▶ [What to work on]
Search the material for "говоритъ" and show all lines that contain it.

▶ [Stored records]
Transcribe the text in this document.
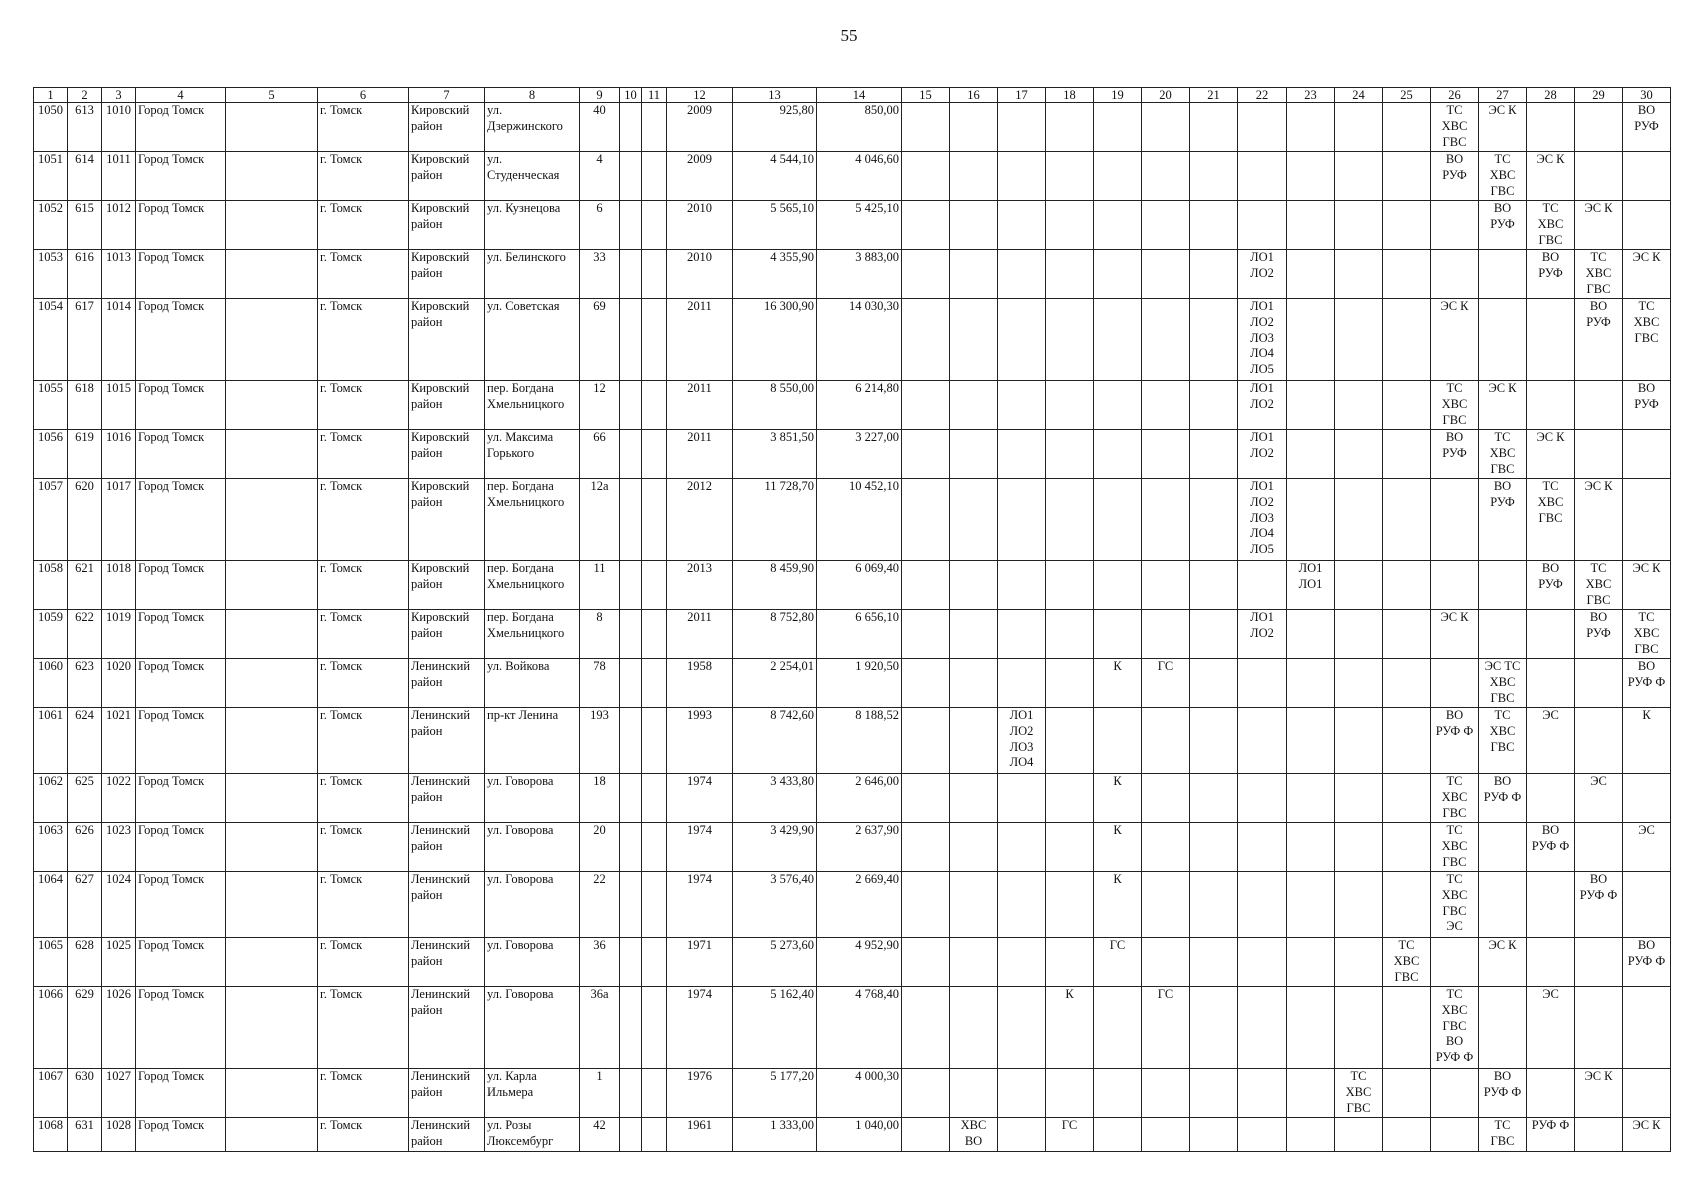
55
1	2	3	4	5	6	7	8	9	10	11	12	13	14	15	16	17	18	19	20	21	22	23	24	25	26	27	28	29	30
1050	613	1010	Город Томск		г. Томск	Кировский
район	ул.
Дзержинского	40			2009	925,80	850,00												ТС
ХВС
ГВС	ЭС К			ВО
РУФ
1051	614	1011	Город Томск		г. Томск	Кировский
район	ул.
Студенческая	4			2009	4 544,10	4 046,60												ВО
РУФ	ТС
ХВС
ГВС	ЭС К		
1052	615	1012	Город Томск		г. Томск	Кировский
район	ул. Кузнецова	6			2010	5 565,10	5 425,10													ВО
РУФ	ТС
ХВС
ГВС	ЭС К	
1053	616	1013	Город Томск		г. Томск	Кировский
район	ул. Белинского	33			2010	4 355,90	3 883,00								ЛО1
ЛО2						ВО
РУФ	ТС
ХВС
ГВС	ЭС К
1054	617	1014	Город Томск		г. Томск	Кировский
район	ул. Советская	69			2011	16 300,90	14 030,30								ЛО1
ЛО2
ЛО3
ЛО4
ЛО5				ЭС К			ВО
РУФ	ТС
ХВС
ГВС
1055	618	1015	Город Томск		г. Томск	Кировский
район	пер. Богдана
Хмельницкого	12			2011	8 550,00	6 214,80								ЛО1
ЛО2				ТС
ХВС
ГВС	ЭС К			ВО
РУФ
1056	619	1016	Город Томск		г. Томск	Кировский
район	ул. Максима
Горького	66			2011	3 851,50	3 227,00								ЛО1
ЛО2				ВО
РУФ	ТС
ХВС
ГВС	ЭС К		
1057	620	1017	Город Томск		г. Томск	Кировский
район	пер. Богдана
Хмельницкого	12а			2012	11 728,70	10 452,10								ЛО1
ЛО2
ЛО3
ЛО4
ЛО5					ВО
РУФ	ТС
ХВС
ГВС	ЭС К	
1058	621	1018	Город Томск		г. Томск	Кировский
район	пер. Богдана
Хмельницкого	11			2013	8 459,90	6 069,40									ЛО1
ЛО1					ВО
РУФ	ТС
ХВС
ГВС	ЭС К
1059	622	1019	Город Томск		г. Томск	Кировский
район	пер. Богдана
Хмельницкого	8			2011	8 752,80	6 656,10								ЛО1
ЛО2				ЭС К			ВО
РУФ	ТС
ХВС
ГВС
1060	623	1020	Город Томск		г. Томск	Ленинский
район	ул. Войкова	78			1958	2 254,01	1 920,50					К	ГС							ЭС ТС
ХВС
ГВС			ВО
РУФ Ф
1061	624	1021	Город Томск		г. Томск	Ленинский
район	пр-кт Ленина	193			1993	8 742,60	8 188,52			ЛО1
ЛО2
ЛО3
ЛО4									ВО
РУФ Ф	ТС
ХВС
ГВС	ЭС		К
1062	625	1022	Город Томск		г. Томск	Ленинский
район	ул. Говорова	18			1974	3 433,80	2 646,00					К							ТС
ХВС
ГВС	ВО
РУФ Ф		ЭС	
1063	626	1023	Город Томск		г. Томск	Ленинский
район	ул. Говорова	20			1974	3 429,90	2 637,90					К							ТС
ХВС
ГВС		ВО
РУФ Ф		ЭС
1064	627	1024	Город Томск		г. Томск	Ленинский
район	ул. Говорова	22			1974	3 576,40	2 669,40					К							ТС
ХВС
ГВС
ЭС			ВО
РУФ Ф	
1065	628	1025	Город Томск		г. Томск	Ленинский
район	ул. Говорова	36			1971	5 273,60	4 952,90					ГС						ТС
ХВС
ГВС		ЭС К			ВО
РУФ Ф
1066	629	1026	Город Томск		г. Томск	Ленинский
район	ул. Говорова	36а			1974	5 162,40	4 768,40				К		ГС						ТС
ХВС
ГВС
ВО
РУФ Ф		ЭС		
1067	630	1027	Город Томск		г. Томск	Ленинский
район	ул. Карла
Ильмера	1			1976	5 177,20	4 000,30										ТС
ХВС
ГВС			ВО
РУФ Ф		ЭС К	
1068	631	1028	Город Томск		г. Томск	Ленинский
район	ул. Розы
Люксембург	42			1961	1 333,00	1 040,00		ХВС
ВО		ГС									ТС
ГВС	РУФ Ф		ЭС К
...
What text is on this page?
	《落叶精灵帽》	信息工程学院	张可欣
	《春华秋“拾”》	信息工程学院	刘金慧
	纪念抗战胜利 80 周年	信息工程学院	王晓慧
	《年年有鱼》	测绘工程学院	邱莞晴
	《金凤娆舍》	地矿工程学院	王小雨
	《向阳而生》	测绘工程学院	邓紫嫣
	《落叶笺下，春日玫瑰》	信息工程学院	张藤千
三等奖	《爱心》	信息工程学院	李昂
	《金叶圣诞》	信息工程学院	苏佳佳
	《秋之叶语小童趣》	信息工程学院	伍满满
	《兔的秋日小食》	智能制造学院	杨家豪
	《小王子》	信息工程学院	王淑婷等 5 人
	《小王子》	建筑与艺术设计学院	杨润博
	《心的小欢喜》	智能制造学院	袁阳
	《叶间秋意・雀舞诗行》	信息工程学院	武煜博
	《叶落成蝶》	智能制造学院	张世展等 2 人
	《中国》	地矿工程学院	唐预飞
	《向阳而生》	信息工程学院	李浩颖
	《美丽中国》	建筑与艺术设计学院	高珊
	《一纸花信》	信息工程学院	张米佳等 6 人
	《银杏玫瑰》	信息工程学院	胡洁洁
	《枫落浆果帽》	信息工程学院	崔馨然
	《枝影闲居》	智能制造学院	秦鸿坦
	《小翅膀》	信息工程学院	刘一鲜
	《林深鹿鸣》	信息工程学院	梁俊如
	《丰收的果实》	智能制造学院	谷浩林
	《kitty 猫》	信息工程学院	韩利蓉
==
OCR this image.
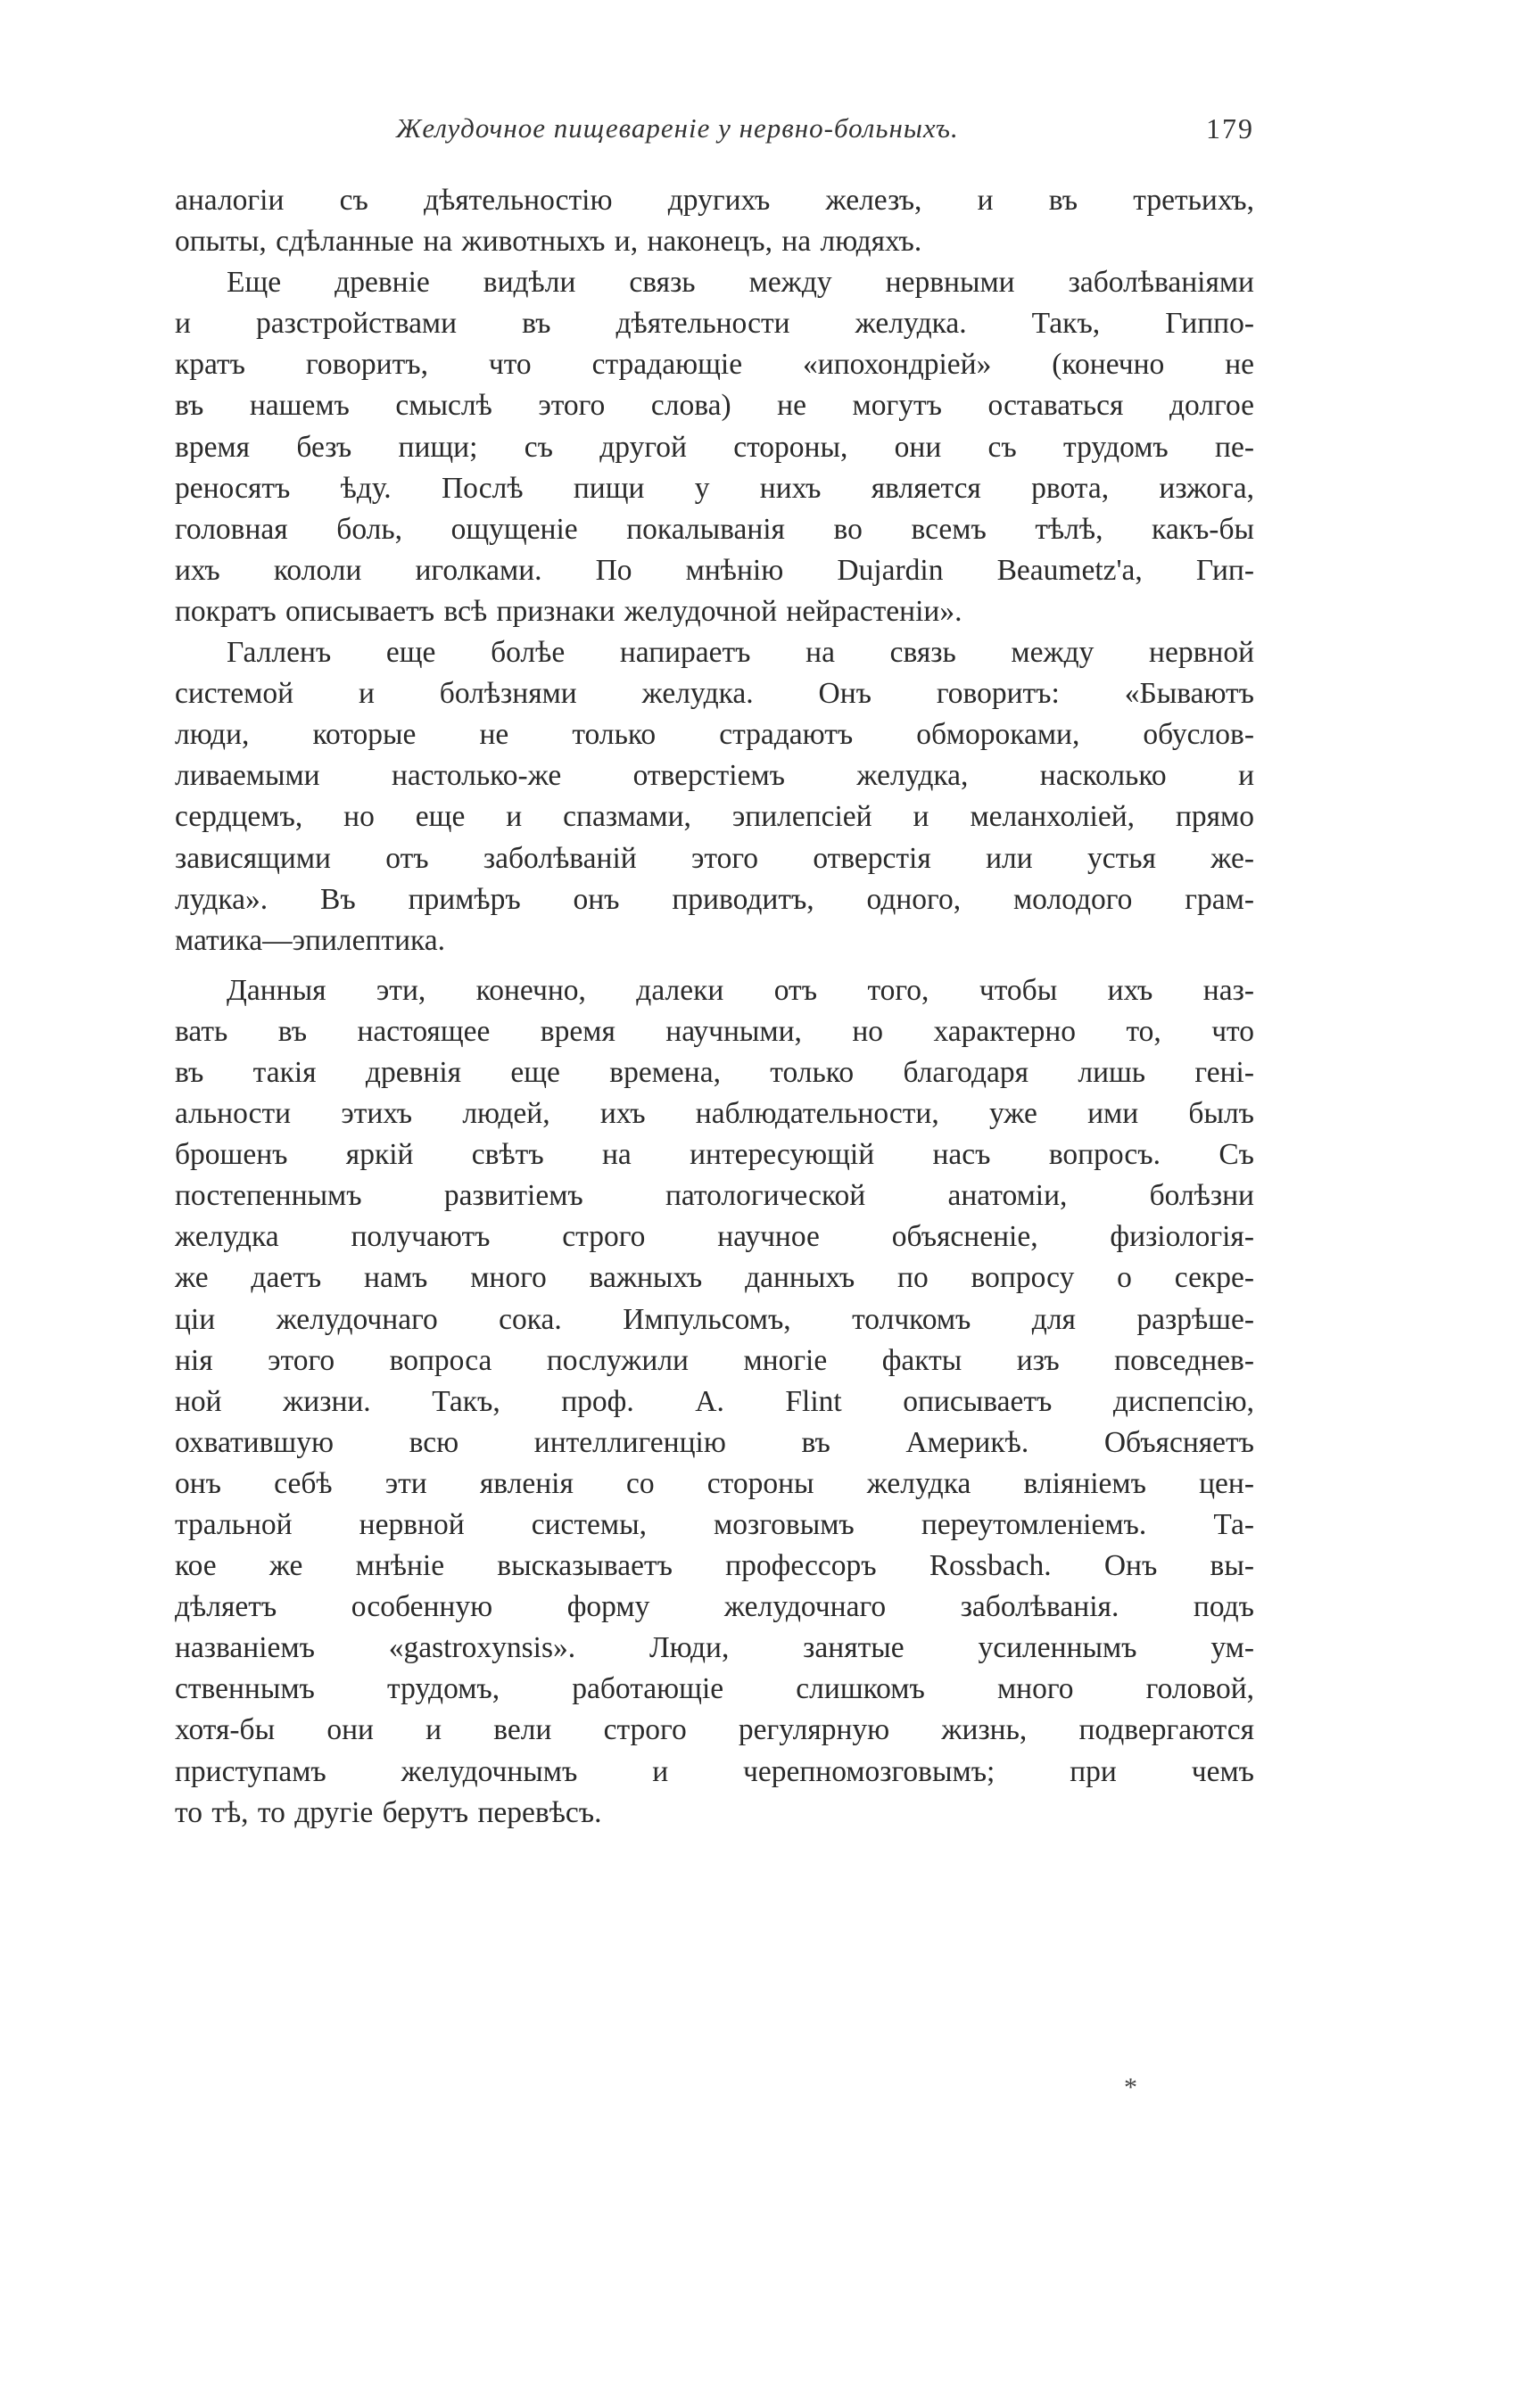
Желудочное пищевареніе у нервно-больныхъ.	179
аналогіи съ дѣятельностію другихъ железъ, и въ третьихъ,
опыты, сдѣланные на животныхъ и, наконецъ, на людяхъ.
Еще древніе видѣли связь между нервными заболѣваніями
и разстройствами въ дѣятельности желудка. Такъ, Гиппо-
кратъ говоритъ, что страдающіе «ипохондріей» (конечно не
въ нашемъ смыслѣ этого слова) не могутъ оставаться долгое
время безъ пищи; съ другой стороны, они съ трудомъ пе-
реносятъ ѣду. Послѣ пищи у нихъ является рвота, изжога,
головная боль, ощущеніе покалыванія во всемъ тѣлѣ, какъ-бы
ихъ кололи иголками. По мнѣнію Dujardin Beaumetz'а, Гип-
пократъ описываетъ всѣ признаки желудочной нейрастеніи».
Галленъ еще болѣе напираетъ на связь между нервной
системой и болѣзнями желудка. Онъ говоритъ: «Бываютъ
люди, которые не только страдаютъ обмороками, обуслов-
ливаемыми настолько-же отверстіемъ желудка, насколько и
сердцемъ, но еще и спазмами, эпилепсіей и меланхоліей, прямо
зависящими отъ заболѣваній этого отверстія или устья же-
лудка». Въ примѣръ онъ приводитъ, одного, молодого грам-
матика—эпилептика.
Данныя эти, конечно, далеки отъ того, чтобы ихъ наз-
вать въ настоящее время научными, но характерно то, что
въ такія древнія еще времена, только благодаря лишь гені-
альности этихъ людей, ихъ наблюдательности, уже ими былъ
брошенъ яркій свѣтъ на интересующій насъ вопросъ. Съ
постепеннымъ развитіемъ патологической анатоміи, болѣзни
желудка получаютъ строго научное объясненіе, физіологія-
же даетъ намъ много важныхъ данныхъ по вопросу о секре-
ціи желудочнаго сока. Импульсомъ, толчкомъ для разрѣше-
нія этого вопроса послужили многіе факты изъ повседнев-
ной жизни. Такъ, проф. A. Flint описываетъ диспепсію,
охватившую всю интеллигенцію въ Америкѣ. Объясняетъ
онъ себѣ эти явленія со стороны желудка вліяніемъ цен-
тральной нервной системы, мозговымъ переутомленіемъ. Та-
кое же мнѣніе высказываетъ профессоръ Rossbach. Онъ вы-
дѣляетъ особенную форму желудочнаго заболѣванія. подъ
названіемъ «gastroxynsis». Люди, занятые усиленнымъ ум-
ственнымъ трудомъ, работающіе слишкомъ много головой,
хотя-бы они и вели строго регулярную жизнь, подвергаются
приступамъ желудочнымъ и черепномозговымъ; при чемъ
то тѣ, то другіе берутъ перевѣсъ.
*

▶ [Result below]
кратъ говоритъ, что страдающіе «ипохондріей» (конечно не
системой и болѣзнями желудка. Онъ говоритъ: «Бываютъ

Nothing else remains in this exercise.